RECORDS FOR THIS EXERCISE –

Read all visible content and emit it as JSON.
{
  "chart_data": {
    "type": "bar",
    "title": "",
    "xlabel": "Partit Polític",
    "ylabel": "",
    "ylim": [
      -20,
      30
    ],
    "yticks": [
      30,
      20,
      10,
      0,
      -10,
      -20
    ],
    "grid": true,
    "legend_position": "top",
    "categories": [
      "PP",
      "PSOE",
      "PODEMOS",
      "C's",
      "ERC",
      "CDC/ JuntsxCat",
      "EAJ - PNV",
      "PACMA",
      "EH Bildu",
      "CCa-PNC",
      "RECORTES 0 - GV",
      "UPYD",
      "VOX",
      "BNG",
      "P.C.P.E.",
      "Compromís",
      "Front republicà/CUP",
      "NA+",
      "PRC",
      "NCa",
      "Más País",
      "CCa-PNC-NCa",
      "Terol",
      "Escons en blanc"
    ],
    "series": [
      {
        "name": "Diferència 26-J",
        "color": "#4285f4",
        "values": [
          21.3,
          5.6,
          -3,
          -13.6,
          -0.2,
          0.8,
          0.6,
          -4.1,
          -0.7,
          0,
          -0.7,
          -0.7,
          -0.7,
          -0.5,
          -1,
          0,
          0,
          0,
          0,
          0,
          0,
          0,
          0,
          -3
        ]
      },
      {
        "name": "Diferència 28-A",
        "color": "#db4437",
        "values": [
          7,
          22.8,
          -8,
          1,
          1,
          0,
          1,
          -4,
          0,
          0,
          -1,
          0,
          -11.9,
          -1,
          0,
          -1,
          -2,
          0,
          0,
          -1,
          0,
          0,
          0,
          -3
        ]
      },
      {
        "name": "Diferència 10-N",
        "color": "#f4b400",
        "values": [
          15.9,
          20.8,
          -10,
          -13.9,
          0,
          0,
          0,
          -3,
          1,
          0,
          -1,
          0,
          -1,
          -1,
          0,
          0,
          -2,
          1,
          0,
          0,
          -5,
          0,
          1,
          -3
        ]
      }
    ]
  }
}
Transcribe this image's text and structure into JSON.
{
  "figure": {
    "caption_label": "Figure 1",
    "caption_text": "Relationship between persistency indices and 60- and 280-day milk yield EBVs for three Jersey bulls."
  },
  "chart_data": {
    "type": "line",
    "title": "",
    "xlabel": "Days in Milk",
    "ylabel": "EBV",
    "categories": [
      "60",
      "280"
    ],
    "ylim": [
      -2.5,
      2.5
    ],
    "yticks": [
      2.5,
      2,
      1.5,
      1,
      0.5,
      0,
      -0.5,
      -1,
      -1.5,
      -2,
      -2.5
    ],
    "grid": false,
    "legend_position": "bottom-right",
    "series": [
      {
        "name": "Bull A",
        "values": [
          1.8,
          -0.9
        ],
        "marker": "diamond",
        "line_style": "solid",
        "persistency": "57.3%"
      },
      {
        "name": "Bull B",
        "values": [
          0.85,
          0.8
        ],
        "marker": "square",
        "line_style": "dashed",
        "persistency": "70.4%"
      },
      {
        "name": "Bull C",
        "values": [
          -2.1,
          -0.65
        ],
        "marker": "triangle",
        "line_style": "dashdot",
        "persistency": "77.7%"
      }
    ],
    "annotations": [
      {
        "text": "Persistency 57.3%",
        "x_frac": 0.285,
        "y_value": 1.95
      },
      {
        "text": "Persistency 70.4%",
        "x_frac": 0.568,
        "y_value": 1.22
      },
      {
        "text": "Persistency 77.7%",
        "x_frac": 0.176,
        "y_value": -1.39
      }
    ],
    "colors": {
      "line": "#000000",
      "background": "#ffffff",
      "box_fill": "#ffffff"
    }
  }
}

EXERCISE – Write out the entries in full, exactly as given.

SOLUTION TO THE EXERCISE –
Read all visible content and emit it as JSON.
{
  "chart_data": {
    "type": "bar",
    "title": "",
    "xlabel": "Partit Polític",
    "ylabel": "",
    "ylim": [
      -20,
      30
    ],
    "yticks": [
      30,
      20,
      10,
      0,
      -10,
      -20
    ],
    "grid": true,
    "legend_position": "top",
    "categories": [
      "PP",
      "PSOE",
      "PODEMOS",
      "C's",
      "ERC",
      "CDC/ JuntsxCat",
      "EAJ - PNV",
      "PACMA",
      "EH Bildu",
      "CCa-PNC",
      "RECORTES 0 - GV",
      "UPYD",
      "VOX",
      "BNG",
      "P.C.P.E.",
      "Compromís",
      "Front republicà/CUP",
      "NA+",
      "PRC",
      "NCa",
      "Más País",
      "CCa-PNC-NCa",
      "Terol",
      "Escons en blanc"
    ],
    "series": [
      {
        "name": "Diferència 26-J",
        "color": "#4285f4",
        "values": [
          21.3,
          5.6,
          -3,
          -13.6,
          -0.2,
          0.8,
          0.6,
          -4.1,
          -0.7,
          0,
          -0.7,
          -0.7,
          -0.7,
          -0.5,
          -1,
          0,
          0,
          0,
          0,
          0,
          0,
          0,
          0,
          -3
        ]
      },
      {
        "name": "Diferència 28-A",
        "color": "#db4437",
        "values": [
          7,
          22.8,
          -8,
          1,
          1,
          0,
          1,
          -4,
          0,
          0,
          -1,
          0,
          -11.9,
          -1,
          0,
          -1,
          -2,
          0,
          0,
          -1,
          0,
          0,
          0,
          -3
        ]
      },
      {
        "name": "Diferència 10-N",
        "color": "#f4b400",
        "values": [
          15.9,
          20.8,
          -10,
          -13.9,
          0,
          0,
          0,
          -3,
          1,
          0,
          -1,
          0,
          -1,
          -1,
          0,
          0,
          -2,
          1,
          0,
          0,
          -5,
          0,
          1,
          -3
        ]
      }
    ]
  }
}
Transcribe this image's text and structure into JSON.
{
  "figure": {
    "caption_label": "Figure 1",
    "caption_text": "Relationship between persistency indices and 60- and 280-day milk yield EBVs for three Jersey bulls."
  },
  "chart_data": {
    "type": "line",
    "title": "",
    "xlabel": "Days in Milk",
    "ylabel": "EBV",
    "categories": [
      "60",
      "280"
    ],
    "ylim": [
      -2.5,
      2.5
    ],
    "yticks": [
      2.5,
      2,
      1.5,
      1,
      0.5,
      0,
      -0.5,
      -1,
      -1.5,
      -2,
      -2.5
    ],
    "grid": false,
    "legend_position": "bottom-right",
    "series": [
      {
        "name": "Bull A",
        "values": [
          1.8,
          -0.9
        ],
        "marker": "diamond",
        "line_style": "solid",
        "persistency": "57.3%"
      },
      {
        "name": "Bull B",
        "values": [
          0.85,
          0.8
        ],
        "marker": "square",
        "line_style": "dashed",
        "persistency": "70.4%"
      },
      {
        "name": "Bull C",
        "values": [
          -2.1,
          -0.65
        ],
        "marker": "triangle",
        "line_style": "dashdot",
        "persistency": "77.7%"
      }
    ],
    "annotations": [
      {
        "text": "Persistency 57.3%",
        "x_frac": 0.285,
        "y_value": 1.95
      },
      {
        "text": "Persistency 70.4%",
        "x_frac": 0.568,
        "y_value": 1.22
      },
      {
        "text": "Persistency 77.7%",
        "x_frac": 0.176,
        "y_value": -1.39
      }
    ],
    "colors": {
      "line": "#000000",
      "background": "#ffffff",
      "box_fill": "#ffffff"
    }
  }
}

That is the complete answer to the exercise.